ENTRIES PROVIDED:

***

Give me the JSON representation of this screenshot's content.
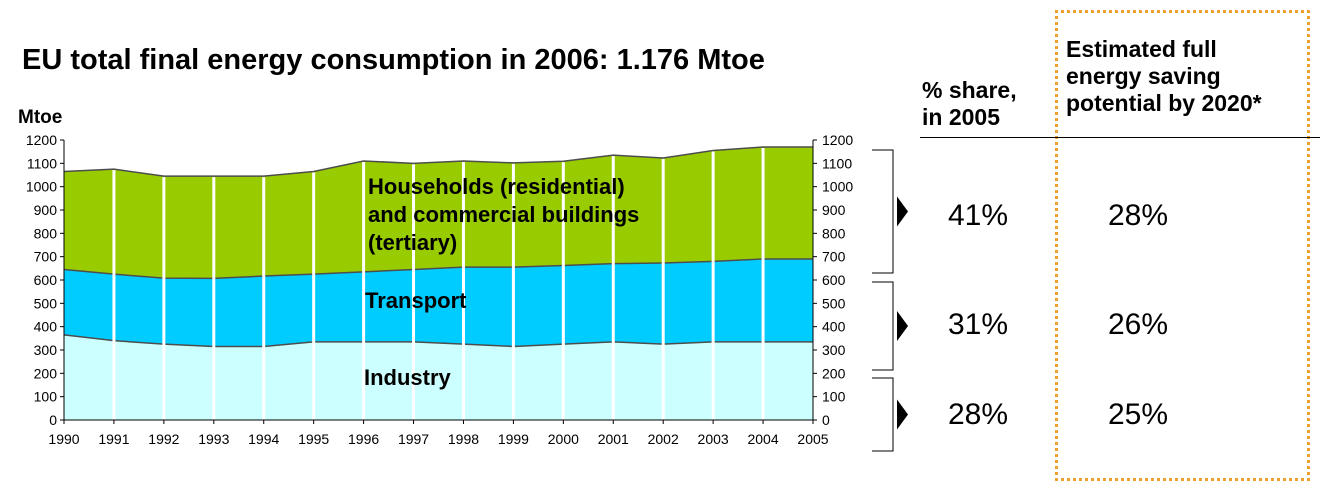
{
  "title": "EU total final energy consumption in 2006: 1.176 Mtoe",
  "chart_data": {
    "type": "area",
    "stacked": true,
    "ylabel": "Mtoe",
    "ylim": [
      0,
      1200
    ],
    "yticks": [
      "0",
      "100",
      "200",
      "300",
      "400",
      "500",
      "600",
      "700",
      "800",
      "900",
      "1000",
      "1100",
      "1200"
    ],
    "x": [
      "1990",
      "1991",
      "1992",
      "1993",
      "1994",
      "1995",
      "1996",
      "1997",
      "1998",
      "1999",
      "2000",
      "2001",
      "2002",
      "2003",
      "2004",
      "2005"
    ],
    "series": [
      {
        "name": "Industry",
        "color": "#ccffff",
        "values": [
          365,
          340,
          325,
          315,
          315,
          335,
          335,
          335,
          325,
          315,
          325,
          335,
          325,
          335,
          335,
          335
        ]
      },
      {
        "name": "Transport",
        "color": "#00ccff",
        "values": [
          280,
          285,
          283,
          292,
          302,
          290,
          300,
          310,
          330,
          340,
          337,
          335,
          348,
          345,
          355,
          355
        ]
      },
      {
        "name": "Households (residential) and commercial buildings (tertiary)",
        "color": "#99cc00",
        "values": [
          420,
          450,
          437,
          438,
          428,
          440,
          475,
          455,
          455,
          447,
          447,
          465,
          450,
          475,
          480,
          480
        ]
      }
    ],
    "label_lines": {
      "households": [
        "Households (residential)",
        "and commercial buildings",
        "(tertiary)"
      ],
      "transport": [
        "Transport"
      ],
      "industry": [
        "Industry"
      ]
    }
  },
  "table": {
    "share_header": [
      "% share,",
      "in 2005"
    ],
    "saving_header": [
      "Estimated full",
      "energy saving",
      "potential by 2020*"
    ],
    "rows": [
      {
        "sector": "households",
        "share": "41%",
        "saving": "28%"
      },
      {
        "sector": "transport",
        "share": "31%",
        "saving": "26%"
      },
      {
        "sector": "industry",
        "share": "28%",
        "saving": "25%"
      }
    ]
  }
}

***

INSTRUCTIONS TO FOLLOW:
Every line that holds the word "commercial" should be extracted.

RESULT:
        "name": "Households (residential) and commercial buildings (tertiary)",
        "and commercial buildings",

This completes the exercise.